Exercise = Copy each line that has the string "Salary" somewhere in it.

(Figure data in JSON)

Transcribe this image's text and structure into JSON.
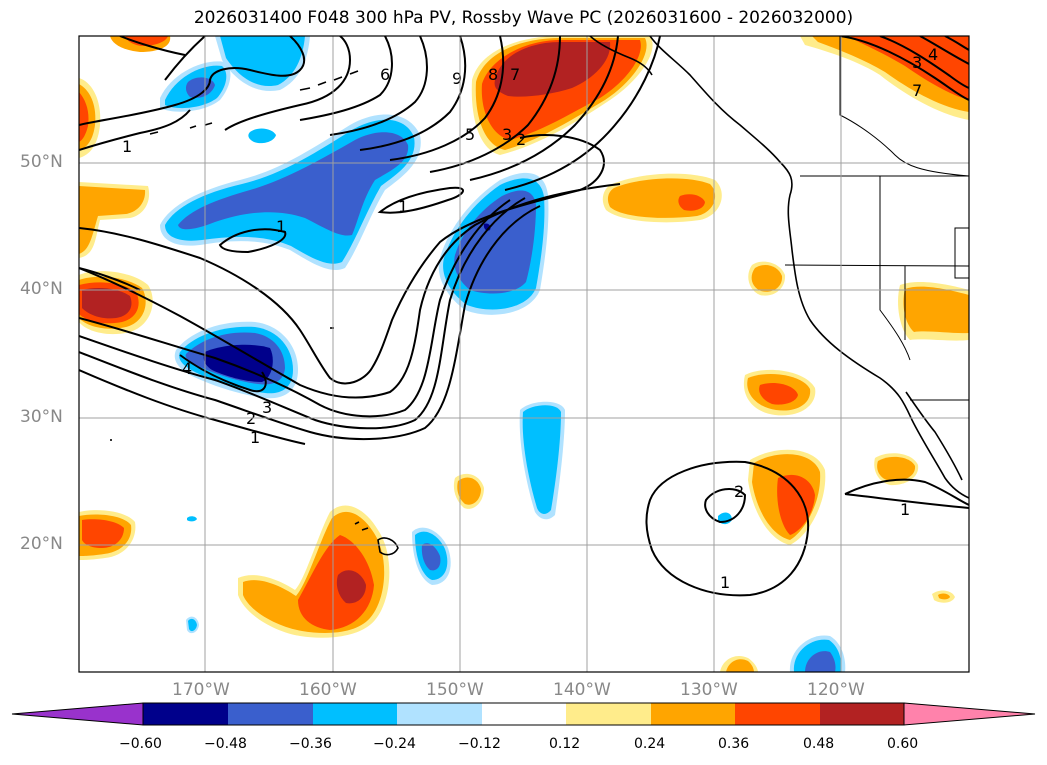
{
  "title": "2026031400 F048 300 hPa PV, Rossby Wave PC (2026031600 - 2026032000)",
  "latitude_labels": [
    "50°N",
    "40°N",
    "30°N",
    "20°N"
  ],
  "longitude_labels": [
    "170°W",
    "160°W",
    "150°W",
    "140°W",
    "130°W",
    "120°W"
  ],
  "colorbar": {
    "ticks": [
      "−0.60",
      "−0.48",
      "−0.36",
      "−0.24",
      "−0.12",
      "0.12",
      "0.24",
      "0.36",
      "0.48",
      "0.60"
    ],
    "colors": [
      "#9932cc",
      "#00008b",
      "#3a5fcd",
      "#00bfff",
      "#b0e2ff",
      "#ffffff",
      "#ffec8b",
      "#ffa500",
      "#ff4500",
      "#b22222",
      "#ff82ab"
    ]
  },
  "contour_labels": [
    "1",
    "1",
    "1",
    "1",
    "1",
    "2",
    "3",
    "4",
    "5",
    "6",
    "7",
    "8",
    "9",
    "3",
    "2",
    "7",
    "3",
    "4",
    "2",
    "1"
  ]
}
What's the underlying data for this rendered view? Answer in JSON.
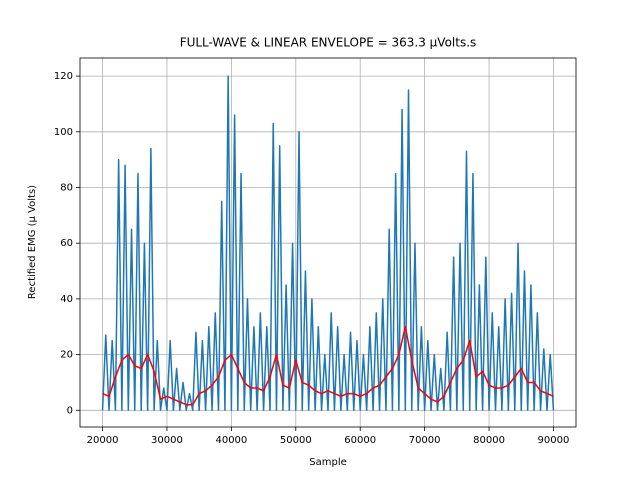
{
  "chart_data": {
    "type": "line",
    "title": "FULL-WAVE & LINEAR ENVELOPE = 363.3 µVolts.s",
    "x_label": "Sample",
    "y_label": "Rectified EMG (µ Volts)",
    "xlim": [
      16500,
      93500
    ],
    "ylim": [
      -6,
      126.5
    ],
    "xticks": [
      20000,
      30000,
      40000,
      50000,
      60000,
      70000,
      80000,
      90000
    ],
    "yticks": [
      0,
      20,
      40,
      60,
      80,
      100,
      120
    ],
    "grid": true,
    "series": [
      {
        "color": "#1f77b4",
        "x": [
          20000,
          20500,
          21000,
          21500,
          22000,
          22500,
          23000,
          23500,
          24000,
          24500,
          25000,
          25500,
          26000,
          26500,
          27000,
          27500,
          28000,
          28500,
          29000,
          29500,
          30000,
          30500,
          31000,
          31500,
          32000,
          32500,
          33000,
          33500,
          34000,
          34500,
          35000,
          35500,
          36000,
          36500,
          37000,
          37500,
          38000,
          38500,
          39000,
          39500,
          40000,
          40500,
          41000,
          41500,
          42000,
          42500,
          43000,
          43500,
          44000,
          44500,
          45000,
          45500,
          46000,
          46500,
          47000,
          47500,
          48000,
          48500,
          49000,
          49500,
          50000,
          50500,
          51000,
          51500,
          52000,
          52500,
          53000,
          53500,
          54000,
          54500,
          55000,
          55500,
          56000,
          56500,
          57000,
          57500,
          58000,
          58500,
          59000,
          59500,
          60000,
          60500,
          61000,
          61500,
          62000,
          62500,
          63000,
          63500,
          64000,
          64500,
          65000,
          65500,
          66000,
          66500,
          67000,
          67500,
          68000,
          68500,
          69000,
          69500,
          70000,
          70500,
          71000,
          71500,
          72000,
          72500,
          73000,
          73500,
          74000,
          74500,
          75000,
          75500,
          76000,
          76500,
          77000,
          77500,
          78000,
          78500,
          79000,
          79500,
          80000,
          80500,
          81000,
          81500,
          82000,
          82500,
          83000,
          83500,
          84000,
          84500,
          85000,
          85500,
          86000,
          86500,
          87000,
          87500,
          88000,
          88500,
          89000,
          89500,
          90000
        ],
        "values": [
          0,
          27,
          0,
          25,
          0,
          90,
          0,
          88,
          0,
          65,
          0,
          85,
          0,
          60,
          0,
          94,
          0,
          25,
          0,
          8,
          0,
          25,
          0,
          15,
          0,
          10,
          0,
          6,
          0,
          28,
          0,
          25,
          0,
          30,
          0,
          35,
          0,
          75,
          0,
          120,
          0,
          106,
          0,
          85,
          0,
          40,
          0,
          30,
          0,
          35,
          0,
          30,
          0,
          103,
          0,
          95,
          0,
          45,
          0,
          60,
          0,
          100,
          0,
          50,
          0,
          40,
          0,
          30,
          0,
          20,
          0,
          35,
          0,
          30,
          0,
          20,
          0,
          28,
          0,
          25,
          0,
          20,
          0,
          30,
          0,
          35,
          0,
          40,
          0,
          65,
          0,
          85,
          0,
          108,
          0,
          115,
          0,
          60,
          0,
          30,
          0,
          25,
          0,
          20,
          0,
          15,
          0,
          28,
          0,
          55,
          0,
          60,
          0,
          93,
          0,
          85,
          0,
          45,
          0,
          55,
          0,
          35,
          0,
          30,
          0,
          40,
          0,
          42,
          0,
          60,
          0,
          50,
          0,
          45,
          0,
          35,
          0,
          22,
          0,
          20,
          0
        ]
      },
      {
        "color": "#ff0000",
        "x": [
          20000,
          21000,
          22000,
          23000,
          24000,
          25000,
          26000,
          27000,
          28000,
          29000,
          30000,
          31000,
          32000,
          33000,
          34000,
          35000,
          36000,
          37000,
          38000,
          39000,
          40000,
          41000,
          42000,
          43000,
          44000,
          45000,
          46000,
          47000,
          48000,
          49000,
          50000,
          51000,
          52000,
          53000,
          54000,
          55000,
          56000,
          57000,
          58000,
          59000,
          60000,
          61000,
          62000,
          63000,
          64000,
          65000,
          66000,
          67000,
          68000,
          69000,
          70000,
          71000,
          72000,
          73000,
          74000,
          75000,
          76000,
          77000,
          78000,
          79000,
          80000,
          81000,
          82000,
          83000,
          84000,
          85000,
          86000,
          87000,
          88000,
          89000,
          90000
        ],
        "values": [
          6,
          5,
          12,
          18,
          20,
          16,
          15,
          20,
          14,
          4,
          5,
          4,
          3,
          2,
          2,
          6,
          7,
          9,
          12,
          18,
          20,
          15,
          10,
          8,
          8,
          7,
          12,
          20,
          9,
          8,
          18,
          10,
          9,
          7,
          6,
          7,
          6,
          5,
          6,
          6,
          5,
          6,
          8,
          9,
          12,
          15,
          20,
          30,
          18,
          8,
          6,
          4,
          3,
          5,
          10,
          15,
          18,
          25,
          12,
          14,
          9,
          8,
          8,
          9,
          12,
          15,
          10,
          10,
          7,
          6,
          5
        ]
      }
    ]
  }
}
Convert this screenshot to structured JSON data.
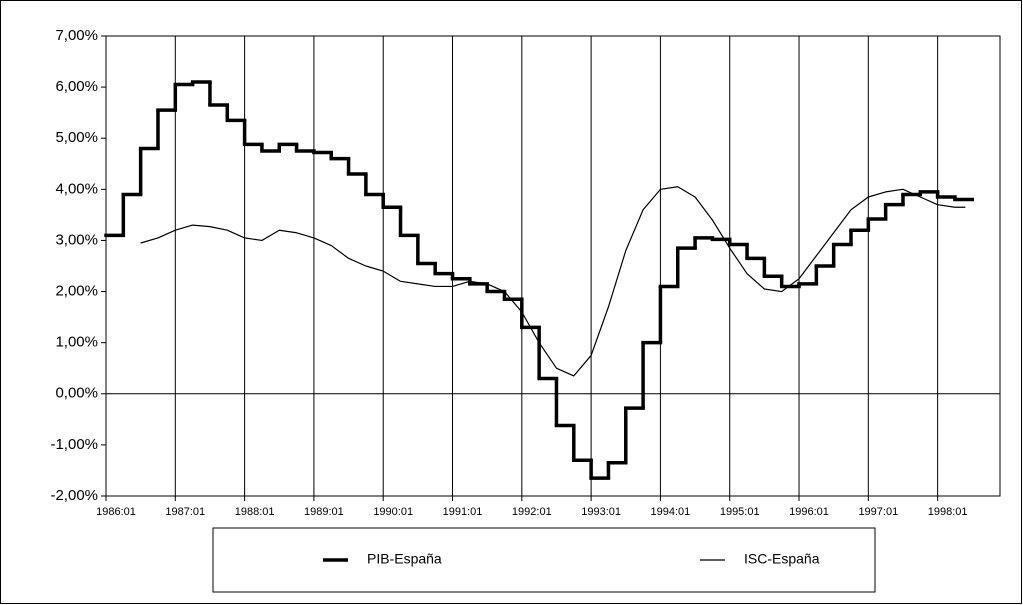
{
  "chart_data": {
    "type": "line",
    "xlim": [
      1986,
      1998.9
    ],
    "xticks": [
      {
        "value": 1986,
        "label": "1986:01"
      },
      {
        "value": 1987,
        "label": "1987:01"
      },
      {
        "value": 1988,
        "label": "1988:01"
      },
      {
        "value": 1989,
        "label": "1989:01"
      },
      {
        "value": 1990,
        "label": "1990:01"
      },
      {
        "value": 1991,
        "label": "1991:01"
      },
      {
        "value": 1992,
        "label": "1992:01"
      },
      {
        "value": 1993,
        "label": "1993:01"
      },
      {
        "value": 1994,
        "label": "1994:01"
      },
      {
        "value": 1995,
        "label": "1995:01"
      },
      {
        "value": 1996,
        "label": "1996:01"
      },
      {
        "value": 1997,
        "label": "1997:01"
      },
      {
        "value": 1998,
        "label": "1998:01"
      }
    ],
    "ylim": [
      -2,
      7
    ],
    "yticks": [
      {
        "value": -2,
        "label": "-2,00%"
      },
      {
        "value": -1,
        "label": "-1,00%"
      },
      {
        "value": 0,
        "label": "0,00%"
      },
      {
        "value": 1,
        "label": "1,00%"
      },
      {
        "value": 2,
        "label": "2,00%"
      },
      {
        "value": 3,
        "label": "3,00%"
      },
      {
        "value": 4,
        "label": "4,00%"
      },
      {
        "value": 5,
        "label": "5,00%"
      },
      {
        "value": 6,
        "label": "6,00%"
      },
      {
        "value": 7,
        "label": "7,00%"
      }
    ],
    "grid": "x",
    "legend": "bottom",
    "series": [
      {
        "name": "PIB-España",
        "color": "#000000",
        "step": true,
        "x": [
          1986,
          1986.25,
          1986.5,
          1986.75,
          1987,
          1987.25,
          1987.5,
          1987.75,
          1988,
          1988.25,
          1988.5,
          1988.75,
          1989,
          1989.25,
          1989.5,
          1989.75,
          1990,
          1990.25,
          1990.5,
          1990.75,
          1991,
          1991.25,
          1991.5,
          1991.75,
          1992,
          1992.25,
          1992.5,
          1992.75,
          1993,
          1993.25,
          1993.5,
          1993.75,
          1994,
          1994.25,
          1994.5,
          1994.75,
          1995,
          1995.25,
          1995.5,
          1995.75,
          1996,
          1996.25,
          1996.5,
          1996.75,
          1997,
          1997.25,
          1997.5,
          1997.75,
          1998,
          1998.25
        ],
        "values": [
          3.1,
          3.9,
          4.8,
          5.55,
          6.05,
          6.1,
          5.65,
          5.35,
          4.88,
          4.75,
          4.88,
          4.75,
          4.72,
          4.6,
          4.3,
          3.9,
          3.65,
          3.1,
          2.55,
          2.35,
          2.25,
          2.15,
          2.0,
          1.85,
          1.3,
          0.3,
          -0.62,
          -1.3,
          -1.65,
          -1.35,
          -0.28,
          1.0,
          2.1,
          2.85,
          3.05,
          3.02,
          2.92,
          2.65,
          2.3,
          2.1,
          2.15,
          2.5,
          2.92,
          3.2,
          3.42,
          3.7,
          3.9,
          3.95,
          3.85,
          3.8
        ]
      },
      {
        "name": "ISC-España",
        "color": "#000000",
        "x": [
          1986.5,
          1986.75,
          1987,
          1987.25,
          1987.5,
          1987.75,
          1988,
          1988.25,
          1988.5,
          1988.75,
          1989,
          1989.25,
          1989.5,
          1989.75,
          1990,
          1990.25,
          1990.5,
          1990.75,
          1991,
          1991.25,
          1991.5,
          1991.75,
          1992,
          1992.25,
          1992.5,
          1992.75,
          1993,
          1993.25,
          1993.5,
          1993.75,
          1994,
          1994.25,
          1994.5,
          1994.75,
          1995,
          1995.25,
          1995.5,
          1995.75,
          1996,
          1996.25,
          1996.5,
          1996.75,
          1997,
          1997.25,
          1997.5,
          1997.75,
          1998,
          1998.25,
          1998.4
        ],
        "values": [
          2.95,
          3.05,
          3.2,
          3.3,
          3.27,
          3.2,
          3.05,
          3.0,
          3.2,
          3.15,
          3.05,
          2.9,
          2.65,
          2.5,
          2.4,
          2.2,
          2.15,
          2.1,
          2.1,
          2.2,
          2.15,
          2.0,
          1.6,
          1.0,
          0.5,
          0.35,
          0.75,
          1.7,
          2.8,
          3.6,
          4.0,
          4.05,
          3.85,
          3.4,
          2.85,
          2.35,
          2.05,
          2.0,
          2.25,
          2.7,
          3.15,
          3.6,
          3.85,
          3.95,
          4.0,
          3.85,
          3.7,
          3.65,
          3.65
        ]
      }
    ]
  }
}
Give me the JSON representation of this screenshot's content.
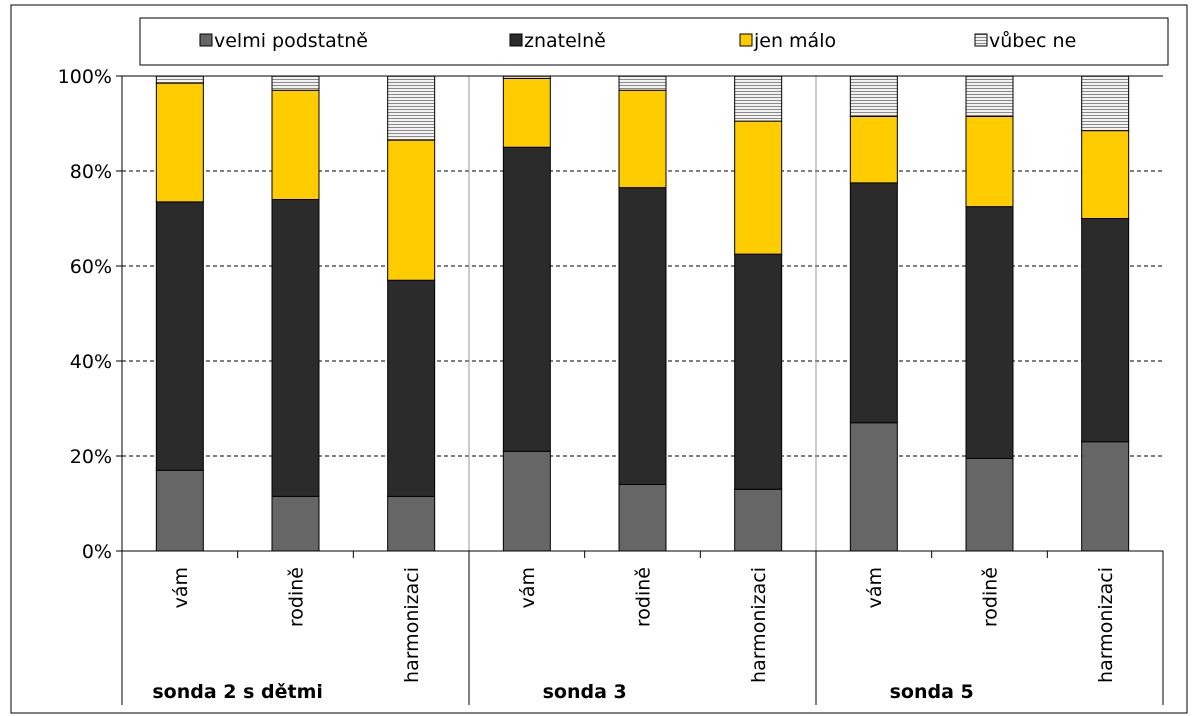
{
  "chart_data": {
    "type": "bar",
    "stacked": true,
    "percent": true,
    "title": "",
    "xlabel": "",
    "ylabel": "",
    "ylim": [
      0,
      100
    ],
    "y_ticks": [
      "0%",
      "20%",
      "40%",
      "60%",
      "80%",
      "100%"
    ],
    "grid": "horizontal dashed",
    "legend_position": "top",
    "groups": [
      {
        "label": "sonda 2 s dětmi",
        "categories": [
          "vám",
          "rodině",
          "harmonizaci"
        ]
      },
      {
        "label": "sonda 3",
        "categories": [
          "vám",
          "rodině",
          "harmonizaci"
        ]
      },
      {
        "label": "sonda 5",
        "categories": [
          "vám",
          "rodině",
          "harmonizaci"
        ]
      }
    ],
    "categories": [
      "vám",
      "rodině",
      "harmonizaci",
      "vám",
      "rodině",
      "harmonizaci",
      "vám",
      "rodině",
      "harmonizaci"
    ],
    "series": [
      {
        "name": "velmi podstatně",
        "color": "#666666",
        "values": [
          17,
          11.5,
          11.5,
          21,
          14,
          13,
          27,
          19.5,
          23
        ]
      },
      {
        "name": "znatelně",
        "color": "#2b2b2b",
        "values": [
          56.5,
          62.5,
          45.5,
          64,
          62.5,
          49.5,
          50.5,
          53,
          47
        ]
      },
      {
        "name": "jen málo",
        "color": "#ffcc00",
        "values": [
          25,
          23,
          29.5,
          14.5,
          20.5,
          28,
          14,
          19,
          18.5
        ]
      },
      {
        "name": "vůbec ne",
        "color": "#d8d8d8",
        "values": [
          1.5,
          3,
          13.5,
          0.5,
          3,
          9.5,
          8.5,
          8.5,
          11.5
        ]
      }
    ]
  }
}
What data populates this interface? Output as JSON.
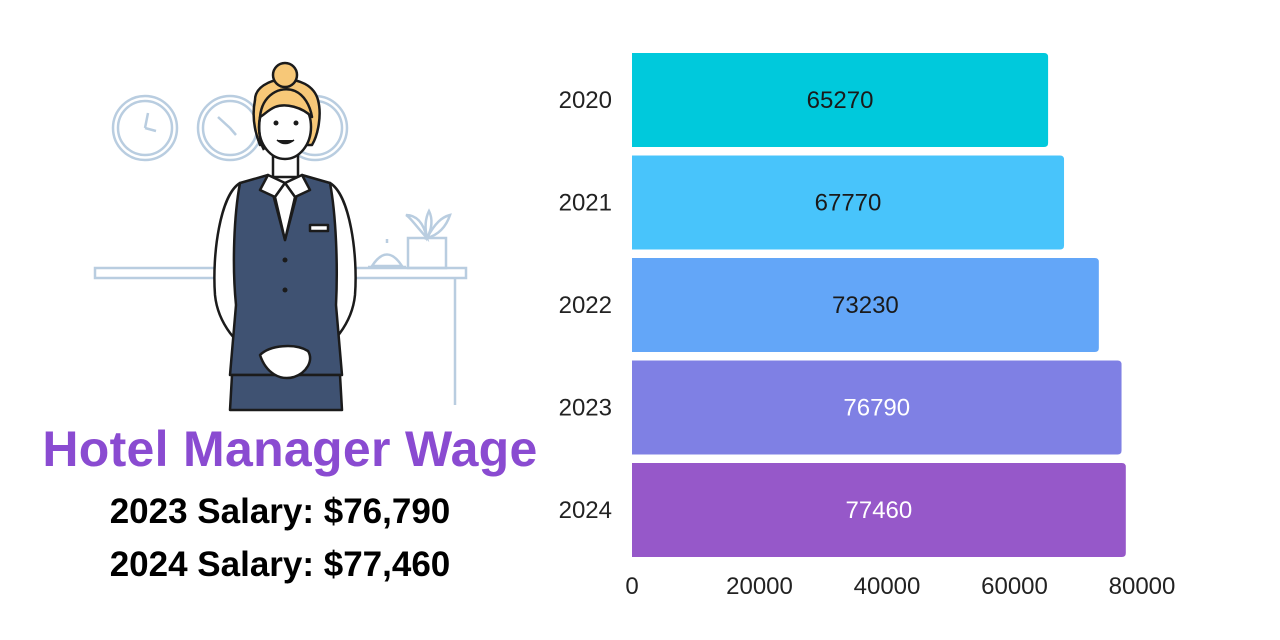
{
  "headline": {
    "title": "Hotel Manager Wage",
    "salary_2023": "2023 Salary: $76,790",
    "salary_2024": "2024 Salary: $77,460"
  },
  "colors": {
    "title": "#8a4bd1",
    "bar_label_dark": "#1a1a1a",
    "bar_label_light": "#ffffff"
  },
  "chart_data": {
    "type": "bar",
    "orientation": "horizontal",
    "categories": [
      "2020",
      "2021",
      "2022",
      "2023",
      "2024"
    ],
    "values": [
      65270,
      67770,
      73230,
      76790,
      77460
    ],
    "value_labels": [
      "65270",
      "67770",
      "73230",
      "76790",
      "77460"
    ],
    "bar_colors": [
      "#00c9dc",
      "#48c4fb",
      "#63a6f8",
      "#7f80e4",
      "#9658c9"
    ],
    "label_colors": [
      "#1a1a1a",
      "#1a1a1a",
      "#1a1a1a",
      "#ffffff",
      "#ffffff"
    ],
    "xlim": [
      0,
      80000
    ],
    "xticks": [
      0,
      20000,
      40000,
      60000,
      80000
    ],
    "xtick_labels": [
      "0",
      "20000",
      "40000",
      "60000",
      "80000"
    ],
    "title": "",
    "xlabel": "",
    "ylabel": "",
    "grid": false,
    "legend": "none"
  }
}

Solution to this exercise =
    "salary_2023": "2023 Salary: $76,790",
    "salary_2024": "2024 Salary: $77,460"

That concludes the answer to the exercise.